(Source records)
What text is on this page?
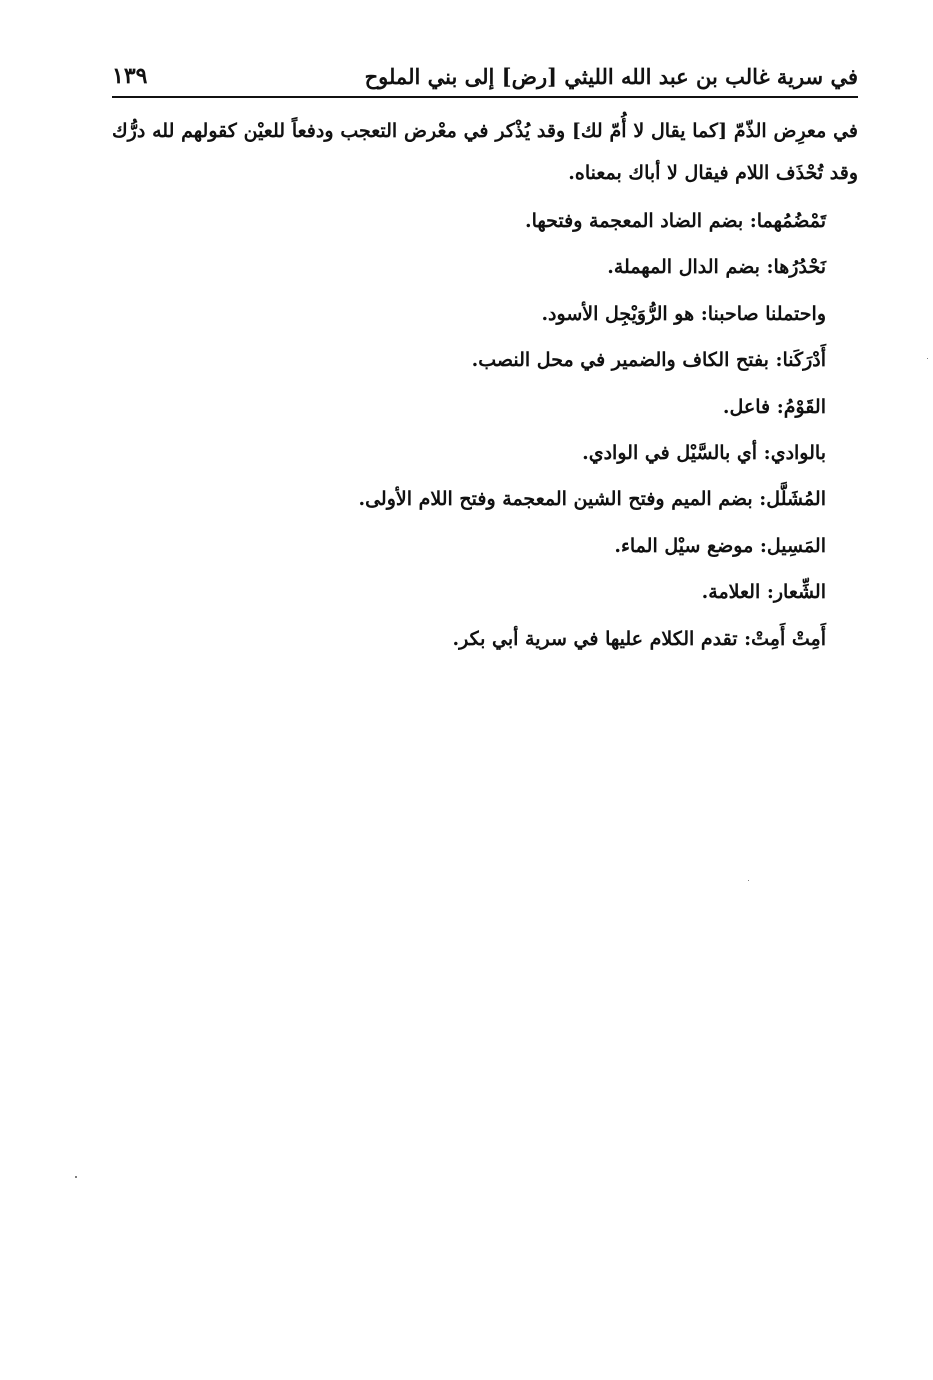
في سرية غالب بن عبد الله الليثي [رض] إلى بني الملوح
١٣٩

في معرِض الذّمّ [كما يقال لا أُمّ لك] وقد يُذْكر في معْرض التعجب ودفعاً للعيْن كقولهم لله درُّك وقد تُحْذَف اللام فيقال لا أباك بمعناه.

تَمْضُمُهما: بضم الضاد المعجمة وفتحها.
نَحْدُرُها: بضم الدال المهملة.
واحتملنا صاحبنا: هو الرُّوَيْجِل الأسود.
أَدْرَكَنا: بفتح الكاف والضمير في محل النصب.
القَوْمُ: فاعل.
بالوادي: أي بالسَّيْل في الوادي.
المُشَلَّل: بضم الميم وفتح الشين المعجمة وفتح اللام الأولى.
المَسِيل: موضع سيْل الماء.
الشِّعار: العلامة.
أَمِتْ أَمِتْ: تقدم الكلام عليها في سرية أبي بكر.
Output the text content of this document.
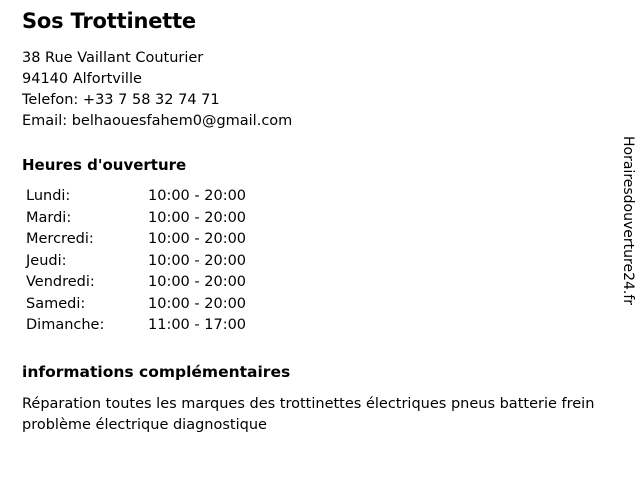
Sos Trottinette

38 Rue Vaillant Couturier

94140 Alfortville

Telefon: +33 7 58 32 74 71

Email: belhaouesfahem0@gmail.com

Heures d'ouverture
Lundi:	10:00 - 20:00
Mardi:	10:00 - 20:00
Mercredi:	10:00 - 20:00
Jeudi:	10:00 - 20:00
Vendredi:	10:00 - 20:00
Samedi:	10:00 - 20:00
Dimanche:	11:00 - 17:00
informations complémentaires

Réparation toutes les marques des trottinettes électriques pneus batterie frein problème électrique diagnostique

Horairesdouverture24.fr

→ EXERCISE GOAL: Reproduce the full listing above verbatim, with no pictures included.

→ EXPECTED ANSWER:
What text is on this page?
في سرية غالب بن عبد الله الليثي [رض] إلى بني الملوح
١٣٩

في معرِض الذّمّ [كما يقال لا أُمّ لك] وقد يُذْكر في معْرض التعجب ودفعاً للعيْن كقولهم لله درُّك وقد تُحْذَف اللام فيقال لا أباك بمعناه.

تَمْضُمُهما: بضم الضاد المعجمة وفتحها.
نَحْدُرُها: بضم الدال المهملة.
واحتملنا صاحبنا: هو الرُّوَيْجِل الأسود.
أَدْرَكَنا: بفتح الكاف والضمير في محل النصب.
القَوْمُ: فاعل.
بالوادي: أي بالسَّيْل في الوادي.
المُشَلَّل: بضم الميم وفتح الشين المعجمة وفتح اللام الأولى.
المَسِيل: موضع سيْل الماء.
الشِّعار: العلامة.
أَمِتْ أَمِتْ: تقدم الكلام عليها في سرية أبي بكر.
Output the text content of this document.
Sos Trottinette

38 Rue Vaillant Couturier

94140 Alfortville

Telefon: +33 7 58 32 74 71

Email: belhaouesfahem0@gmail.com

Heures d'ouverture
Lundi:	10:00 - 20:00
Mardi:	10:00 - 20:00
Mercredi:	10:00 - 20:00
Jeudi:	10:00 - 20:00
Vendredi:	10:00 - 20:00
Samedi:	10:00 - 20:00
Dimanche:	11:00 - 17:00
informations complémentaires

Réparation toutes les marques des trottinettes électriques pneus batterie frein problème électrique diagnostique

Horairesdouverture24.fr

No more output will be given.